» **Task**:
Below are some records. How many of their lines contain the string "time"? Give the number only.

-*-

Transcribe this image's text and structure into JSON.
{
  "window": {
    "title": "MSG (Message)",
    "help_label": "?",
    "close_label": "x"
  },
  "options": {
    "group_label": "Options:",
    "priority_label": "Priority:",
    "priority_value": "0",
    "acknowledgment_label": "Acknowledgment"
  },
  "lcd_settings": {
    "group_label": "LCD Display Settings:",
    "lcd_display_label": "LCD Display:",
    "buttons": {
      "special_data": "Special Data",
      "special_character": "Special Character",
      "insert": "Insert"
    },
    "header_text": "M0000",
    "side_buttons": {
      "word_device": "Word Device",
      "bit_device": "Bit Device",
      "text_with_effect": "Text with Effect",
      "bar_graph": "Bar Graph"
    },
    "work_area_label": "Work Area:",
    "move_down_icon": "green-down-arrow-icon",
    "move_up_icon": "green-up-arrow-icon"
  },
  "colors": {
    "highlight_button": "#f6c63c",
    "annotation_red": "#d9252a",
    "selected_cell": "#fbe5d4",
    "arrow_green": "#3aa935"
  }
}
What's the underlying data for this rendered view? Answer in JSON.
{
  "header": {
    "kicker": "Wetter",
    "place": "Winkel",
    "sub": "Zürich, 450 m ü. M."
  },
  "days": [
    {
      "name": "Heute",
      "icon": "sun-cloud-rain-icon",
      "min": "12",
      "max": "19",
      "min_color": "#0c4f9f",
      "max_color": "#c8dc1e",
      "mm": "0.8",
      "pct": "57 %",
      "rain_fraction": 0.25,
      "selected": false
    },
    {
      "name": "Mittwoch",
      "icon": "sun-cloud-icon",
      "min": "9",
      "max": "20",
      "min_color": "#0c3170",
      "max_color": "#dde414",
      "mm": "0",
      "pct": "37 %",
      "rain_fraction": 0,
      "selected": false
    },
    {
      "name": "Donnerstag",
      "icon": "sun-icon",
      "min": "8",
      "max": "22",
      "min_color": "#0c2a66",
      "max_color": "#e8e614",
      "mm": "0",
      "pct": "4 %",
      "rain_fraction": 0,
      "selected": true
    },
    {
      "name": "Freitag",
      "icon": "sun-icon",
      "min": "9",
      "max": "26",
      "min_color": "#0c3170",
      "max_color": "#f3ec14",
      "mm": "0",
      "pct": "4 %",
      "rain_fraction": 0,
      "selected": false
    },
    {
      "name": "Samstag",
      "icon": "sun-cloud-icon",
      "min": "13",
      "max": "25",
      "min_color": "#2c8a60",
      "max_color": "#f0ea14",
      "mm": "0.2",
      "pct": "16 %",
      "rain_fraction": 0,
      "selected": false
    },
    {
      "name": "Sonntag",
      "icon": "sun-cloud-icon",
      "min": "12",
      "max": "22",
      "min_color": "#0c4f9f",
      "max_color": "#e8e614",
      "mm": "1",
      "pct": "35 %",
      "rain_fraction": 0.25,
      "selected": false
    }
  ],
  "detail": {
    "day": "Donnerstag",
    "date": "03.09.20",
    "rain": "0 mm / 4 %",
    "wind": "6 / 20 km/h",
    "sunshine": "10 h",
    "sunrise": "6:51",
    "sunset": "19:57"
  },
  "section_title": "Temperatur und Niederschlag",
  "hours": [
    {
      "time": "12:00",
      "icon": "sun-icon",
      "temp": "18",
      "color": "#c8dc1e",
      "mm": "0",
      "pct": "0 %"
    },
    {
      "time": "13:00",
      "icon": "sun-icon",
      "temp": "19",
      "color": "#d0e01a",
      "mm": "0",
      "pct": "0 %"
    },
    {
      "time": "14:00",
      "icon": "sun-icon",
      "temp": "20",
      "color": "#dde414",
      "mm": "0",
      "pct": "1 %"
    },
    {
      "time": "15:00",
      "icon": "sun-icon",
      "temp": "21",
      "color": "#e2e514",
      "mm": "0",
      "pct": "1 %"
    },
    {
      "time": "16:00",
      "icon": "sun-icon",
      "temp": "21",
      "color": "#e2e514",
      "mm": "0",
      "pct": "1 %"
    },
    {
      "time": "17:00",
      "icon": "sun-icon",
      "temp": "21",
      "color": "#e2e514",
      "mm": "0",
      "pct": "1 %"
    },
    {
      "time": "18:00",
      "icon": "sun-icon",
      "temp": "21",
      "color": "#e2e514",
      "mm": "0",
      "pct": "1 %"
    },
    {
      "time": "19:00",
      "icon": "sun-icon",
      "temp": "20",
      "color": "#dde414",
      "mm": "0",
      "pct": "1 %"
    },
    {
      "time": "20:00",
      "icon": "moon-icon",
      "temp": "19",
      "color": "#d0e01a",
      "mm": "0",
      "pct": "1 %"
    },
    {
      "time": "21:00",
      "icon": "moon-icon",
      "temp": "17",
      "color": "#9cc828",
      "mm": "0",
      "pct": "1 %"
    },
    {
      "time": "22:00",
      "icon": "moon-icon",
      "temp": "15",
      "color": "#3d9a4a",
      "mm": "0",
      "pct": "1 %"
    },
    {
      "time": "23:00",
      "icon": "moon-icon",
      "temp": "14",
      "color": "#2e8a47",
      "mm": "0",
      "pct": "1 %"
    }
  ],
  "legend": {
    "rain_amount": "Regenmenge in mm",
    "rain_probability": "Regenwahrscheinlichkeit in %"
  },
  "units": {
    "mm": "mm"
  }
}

-*-

» **Written solution**:
12